- PROBLEM DETAILS
Retype the material word for word.

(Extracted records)
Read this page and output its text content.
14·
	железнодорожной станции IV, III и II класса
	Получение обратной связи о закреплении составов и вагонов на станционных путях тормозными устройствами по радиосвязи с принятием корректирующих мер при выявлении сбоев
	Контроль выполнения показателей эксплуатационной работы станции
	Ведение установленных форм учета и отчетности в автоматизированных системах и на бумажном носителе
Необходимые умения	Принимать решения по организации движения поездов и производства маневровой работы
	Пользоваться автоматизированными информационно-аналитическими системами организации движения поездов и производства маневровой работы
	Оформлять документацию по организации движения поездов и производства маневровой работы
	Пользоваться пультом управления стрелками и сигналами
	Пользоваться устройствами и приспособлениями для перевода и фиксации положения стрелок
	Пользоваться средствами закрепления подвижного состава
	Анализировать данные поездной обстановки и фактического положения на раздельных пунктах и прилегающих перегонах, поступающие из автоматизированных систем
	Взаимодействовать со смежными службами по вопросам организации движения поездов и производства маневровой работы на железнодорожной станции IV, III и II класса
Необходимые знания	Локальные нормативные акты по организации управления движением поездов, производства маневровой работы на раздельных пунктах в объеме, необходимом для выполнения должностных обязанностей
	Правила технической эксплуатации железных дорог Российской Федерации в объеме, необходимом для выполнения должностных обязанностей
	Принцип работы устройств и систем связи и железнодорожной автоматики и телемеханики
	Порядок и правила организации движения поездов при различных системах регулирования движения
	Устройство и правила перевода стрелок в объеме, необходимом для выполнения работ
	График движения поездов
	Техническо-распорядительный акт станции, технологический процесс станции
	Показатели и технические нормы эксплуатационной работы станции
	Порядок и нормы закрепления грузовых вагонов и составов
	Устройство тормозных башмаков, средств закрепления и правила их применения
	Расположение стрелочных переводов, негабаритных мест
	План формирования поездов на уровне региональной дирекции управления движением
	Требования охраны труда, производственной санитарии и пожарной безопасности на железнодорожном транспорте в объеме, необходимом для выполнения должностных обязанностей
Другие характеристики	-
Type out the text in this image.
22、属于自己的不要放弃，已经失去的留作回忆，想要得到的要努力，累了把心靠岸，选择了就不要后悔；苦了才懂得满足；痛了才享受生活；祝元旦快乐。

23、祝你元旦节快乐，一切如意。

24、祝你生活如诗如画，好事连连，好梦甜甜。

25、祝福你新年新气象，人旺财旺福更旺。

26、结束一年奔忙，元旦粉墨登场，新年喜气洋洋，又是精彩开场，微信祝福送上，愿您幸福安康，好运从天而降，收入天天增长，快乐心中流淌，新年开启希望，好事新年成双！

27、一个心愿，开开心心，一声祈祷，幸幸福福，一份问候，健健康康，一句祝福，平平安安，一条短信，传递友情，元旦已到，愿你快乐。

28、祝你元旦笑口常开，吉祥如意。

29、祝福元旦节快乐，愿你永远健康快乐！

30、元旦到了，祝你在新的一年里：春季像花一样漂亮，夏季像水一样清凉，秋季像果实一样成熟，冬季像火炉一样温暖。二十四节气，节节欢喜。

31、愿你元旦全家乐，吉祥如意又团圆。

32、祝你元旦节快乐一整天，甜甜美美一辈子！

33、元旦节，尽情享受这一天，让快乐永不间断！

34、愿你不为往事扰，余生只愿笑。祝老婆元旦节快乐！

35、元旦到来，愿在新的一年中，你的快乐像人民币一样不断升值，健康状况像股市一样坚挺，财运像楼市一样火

- TASK RESULT
Read this page and output its text content.
14·
	железнодорожной станции IV, III и II класса
	Получение обратной связи о закреплении составов и вагонов на станционных путях тормозными устройствами по радиосвязи с принятием корректирующих мер при выявлении сбоев
	Контроль выполнения показателей эксплуатационной работы станции
	Ведение установленных форм учета и отчетности в автоматизированных системах и на бумажном носителе
Необходимые умения	Принимать решения по организации движения поездов и производства маневровой работы
	Пользоваться автоматизированными информационно-аналитическими системами организации движения поездов и производства маневровой работы
	Оформлять документацию по организации движения поездов и производства маневровой работы
	Пользоваться пультом управления стрелками и сигналами
	Пользоваться устройствами и приспособлениями для перевода и фиксации положения стрелок
	Пользоваться средствами закрепления подвижного состава
	Анализировать данные поездной обстановки и фактического положения на раздельных пунктах и прилегающих перегонах, поступающие из автоматизированных систем
	Взаимодействовать со смежными службами по вопросам организации движения поездов и производства маневровой работы на железнодорожной станции IV, III и II класса
Необходимые знания	Локальные нормативные акты по организации управления движением поездов, производства маневровой работы на раздельных пунктах в объеме, необходимом для выполнения должностных обязанностей
	Правила технической эксплуатации железных дорог Российской Федерации в объеме, необходимом для выполнения должностных обязанностей
	Принцип работы устройств и систем связи и железнодорожной автоматики и телемеханики
	Порядок и правила организации движения поездов при различных системах регулирования движения
	Устройство и правила перевода стрелок в объеме, необходимом для выполнения работ
	График движения поездов
	Техническо-распорядительный акт станции, технологический процесс станции
	Показатели и технические нормы эксплуатационной работы станции
	Порядок и нормы закрепления грузовых вагонов и составов
	Устройство тормозных башмаков, средств закрепления и правила их применения
	Расположение стрелочных переводов, негабаритных мест
	План формирования поездов на уровне региональной дирекции управления движением
	Требования охраны труда, производственной санитарии и пожарной безопасности на железнодорожном транспорте в объеме, необходимом для выполнения должностных обязанностей
Другие характеристики	-
Type out the text in this image.
22、属于自己的不要放弃，已经失去的留作回忆，想要得到的要努力，累了把心靠岸，选择了就不要后悔；苦了才懂得满足；痛了才享受生活；祝元旦快乐。

23、祝你元旦节快乐，一切如意。

24、祝你生活如诗如画，好事连连，好梦甜甜。

25、祝福你新年新气象，人旺财旺福更旺。

26、结束一年奔忙，元旦粉墨登场，新年喜气洋洋，又是精彩开场，微信祝福送上，愿您幸福安康，好运从天而降，收入天天增长，快乐心中流淌，新年开启希望，好事新年成双！

27、一个心愿，开开心心，一声祈祷，幸幸福福，一份问候，健健康康，一句祝福，平平安安，一条短信，传递友情，元旦已到，愿你快乐。

28、祝你元旦笑口常开，吉祥如意。

29、祝福元旦节快乐，愿你永远健康快乐！

30、元旦到了，祝你在新的一年里：春季像花一样漂亮，夏季像水一样清凉，秋季像果实一样成熟，冬季像火炉一样温暖。二十四节气，节节欢喜。

31、愿你元旦全家乐，吉祥如意又团圆。

32、祝你元旦节快乐一整天，甜甜美美一辈子！

33、元旦节，尽情享受这一天，让快乐永不间断！

34、愿你不为往事扰，余生只愿笑。祝老婆元旦节快乐！

35、元旦到来，愿在新的一年中，你的快乐像人民币一样不断升值，健康状况像股市一样坚挺，财运像楼市一样火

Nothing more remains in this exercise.